The problem: Every line of the listing must be reproduced as it stands. Leave the images behind.
------------------------------------
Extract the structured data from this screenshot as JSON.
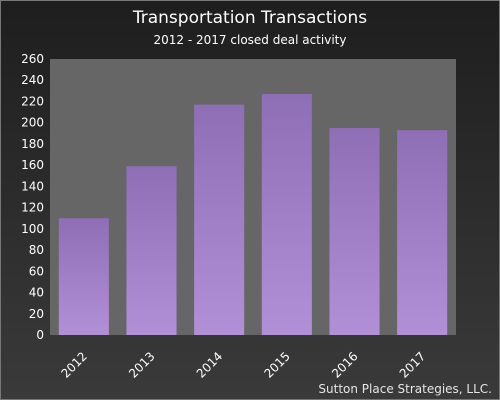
{
  "chart_data": {
    "type": "bar",
    "title": "Transportation Transactions",
    "subtitle": "2012 - 2017 closed deal activity",
    "xlabel": "",
    "ylabel": "",
    "categories": [
      "2012",
      "2013",
      "2014",
      "2015",
      "2016",
      "2017"
    ],
    "values": [
      110,
      159,
      217,
      227,
      195,
      193
    ],
    "ylim": [
      0,
      260
    ],
    "yticks": [
      0,
      20,
      40,
      60,
      80,
      100,
      120,
      140,
      160,
      180,
      200,
      220,
      240,
      260
    ],
    "grid": false,
    "legend": "none",
    "colors": {
      "bar_top": "#8e6eb4",
      "bar_bottom": "#b290d8",
      "plot_background": "#666666"
    }
  },
  "footer": {
    "source": "Sutton Place Strategies, LLC."
  }
}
------------------------------------
Result:
Extract the structured data from this screenshot as JSON.
{
  "chart_data": {
    "type": "bar",
    "title": "Transportation Transactions",
    "subtitle": "2012 - 2017 closed deal activity",
    "xlabel": "",
    "ylabel": "",
    "categories": [
      "2012",
      "2013",
      "2014",
      "2015",
      "2016",
      "2017"
    ],
    "values": [
      110,
      159,
      217,
      227,
      195,
      193
    ],
    "ylim": [
      0,
      260
    ],
    "yticks": [
      0,
      20,
      40,
      60,
      80,
      100,
      120,
      140,
      160,
      180,
      200,
      220,
      240,
      260
    ],
    "grid": false,
    "legend": "none",
    "colors": {
      "bar_top": "#8e6eb4",
      "bar_bottom": "#b290d8",
      "plot_background": "#666666"
    }
  },
  "footer": {
    "source": "Sutton Place Strategies, LLC."
  }
}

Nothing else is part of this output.